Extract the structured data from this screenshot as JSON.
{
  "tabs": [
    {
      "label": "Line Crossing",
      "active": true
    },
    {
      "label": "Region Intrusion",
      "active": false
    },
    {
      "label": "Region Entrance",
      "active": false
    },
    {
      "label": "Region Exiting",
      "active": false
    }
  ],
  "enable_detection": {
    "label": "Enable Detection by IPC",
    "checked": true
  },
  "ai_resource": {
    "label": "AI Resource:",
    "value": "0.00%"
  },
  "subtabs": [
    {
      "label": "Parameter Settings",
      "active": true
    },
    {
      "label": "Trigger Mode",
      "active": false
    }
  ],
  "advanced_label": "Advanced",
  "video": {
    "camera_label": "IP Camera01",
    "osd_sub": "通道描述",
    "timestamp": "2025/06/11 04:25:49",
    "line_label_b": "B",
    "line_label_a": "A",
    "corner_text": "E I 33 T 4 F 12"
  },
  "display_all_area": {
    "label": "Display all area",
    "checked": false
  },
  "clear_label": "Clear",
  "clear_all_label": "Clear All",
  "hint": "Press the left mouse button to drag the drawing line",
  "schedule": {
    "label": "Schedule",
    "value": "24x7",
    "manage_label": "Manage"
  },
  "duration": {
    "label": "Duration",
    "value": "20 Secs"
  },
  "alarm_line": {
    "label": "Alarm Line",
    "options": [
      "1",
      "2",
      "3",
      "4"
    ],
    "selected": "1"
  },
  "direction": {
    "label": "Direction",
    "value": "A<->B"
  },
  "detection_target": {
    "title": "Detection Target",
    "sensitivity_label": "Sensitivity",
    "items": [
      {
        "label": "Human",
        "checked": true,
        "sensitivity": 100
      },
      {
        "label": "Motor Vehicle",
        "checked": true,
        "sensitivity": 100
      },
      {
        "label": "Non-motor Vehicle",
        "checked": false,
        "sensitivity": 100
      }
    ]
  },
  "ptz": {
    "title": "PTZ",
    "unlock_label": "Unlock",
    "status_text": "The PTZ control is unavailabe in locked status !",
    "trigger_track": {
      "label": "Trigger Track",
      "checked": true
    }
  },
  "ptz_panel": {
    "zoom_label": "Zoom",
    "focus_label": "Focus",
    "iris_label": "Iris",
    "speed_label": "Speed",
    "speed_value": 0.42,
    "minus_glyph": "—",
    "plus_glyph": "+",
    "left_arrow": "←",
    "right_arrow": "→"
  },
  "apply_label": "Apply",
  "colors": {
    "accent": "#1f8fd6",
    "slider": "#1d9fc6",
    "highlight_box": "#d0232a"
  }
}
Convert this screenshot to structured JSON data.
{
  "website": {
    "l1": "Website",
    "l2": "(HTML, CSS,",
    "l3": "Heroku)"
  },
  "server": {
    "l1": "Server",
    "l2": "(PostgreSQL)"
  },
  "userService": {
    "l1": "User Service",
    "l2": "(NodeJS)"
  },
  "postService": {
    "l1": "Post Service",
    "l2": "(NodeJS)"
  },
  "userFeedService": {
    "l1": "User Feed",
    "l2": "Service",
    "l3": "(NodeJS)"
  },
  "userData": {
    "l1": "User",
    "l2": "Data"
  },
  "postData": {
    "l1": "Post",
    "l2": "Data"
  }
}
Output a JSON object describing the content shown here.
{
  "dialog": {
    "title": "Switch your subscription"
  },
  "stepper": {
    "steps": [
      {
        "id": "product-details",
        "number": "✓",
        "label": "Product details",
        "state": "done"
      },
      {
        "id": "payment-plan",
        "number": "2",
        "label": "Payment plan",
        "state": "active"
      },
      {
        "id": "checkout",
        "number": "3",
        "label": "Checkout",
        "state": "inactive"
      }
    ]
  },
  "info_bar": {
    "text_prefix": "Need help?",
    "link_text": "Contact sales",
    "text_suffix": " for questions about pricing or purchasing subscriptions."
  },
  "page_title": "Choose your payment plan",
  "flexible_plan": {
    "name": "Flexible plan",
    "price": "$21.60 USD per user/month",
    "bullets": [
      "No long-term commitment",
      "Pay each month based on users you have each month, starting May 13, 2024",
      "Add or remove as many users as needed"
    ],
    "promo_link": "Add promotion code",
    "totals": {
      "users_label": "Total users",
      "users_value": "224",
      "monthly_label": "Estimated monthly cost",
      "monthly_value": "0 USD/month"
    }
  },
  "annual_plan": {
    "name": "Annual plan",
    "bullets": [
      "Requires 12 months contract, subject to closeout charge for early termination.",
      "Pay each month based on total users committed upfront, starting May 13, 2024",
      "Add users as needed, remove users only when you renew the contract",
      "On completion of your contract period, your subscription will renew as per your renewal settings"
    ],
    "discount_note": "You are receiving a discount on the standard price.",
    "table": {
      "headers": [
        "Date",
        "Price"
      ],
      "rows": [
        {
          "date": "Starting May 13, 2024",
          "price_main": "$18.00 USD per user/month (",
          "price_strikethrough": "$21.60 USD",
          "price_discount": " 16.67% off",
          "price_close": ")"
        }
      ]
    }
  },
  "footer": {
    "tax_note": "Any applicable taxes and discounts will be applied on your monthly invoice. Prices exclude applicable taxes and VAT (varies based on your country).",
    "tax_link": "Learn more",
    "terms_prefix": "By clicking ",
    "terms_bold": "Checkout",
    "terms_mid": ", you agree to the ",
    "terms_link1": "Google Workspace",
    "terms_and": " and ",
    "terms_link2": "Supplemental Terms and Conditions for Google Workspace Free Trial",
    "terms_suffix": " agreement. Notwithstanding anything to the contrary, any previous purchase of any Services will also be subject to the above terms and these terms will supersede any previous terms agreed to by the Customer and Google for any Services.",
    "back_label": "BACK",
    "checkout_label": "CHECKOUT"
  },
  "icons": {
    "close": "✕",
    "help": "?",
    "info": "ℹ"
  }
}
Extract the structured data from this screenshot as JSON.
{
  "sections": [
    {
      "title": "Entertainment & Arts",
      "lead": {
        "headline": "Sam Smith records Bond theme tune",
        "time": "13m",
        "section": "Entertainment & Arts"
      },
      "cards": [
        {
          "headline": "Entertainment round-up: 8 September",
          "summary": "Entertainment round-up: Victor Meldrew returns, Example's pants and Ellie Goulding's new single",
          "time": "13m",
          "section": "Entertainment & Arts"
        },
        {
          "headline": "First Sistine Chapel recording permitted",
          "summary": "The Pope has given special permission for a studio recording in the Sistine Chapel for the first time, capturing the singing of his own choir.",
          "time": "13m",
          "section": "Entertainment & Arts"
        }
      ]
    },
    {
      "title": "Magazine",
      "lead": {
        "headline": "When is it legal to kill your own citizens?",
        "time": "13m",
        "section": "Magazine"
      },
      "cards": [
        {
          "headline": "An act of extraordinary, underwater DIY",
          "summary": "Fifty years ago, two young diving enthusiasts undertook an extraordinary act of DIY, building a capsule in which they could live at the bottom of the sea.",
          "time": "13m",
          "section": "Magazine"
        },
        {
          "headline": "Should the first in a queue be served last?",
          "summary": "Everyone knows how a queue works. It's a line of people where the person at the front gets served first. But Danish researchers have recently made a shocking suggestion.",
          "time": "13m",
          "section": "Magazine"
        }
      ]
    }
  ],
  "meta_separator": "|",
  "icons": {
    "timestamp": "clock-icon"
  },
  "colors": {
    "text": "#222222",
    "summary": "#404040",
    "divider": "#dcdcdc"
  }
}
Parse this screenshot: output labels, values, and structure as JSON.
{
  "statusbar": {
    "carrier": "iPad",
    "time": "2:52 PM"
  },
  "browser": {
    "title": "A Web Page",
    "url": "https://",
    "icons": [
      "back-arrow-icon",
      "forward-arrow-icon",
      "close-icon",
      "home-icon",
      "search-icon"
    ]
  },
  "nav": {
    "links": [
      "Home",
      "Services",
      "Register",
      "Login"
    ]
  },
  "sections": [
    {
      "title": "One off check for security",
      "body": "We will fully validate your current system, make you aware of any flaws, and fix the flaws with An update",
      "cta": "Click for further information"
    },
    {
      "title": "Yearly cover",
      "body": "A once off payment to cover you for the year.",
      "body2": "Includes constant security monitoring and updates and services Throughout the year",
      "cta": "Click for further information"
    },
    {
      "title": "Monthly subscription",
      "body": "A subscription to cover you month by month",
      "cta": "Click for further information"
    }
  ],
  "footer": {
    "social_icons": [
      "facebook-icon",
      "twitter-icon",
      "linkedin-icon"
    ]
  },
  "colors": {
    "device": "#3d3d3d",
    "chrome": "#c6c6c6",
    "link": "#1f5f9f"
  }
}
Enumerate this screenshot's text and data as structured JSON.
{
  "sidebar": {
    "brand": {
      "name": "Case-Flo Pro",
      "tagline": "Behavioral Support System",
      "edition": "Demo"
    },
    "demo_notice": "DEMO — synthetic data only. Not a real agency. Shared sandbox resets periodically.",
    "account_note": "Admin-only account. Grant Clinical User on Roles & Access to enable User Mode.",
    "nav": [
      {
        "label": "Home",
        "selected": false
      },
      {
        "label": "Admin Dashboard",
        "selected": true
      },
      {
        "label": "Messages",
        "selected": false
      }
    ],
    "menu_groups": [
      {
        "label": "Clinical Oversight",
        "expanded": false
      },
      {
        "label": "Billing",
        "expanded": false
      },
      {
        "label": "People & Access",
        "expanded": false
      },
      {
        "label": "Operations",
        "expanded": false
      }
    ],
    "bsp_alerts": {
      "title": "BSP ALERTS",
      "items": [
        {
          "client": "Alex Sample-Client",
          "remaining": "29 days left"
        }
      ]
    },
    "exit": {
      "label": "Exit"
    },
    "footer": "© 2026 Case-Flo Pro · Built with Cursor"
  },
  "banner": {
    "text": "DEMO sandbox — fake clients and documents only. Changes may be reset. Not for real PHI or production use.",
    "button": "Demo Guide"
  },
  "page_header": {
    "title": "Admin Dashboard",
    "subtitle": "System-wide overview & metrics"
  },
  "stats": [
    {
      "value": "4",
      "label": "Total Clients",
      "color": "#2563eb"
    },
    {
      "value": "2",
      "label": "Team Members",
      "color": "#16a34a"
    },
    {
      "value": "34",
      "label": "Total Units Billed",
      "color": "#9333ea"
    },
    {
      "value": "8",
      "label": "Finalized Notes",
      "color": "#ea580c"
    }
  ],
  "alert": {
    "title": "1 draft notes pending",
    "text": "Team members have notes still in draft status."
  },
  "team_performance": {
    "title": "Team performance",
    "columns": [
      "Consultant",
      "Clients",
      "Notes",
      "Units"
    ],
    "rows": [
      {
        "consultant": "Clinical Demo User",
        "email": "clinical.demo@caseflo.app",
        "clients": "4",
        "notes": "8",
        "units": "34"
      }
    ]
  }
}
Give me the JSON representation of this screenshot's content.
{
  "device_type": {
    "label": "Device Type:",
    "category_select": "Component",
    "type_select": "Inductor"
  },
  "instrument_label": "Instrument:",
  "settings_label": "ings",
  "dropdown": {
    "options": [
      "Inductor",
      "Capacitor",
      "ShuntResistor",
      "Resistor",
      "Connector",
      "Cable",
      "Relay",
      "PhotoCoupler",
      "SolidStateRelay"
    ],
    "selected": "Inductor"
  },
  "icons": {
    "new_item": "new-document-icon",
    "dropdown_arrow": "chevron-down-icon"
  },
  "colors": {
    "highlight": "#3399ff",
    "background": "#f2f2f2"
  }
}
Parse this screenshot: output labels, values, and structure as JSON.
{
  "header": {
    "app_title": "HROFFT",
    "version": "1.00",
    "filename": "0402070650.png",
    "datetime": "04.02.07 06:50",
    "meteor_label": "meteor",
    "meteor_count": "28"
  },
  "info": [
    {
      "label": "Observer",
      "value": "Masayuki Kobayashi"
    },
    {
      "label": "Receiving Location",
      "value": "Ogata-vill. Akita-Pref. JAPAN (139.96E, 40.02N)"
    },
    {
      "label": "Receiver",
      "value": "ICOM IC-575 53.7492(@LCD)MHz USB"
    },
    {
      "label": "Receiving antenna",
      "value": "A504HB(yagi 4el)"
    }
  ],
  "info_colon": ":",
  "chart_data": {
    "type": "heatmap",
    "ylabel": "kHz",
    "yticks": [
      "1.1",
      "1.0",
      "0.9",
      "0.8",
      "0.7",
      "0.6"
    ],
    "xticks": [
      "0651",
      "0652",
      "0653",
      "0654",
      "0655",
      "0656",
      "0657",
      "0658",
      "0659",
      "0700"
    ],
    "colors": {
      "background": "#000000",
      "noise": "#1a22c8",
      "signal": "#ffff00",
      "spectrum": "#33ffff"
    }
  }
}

**********

■ GOAL OF THE EXERCISE
Report only the number of lines that hold the word "Region".

■ TASK OUTPUT
3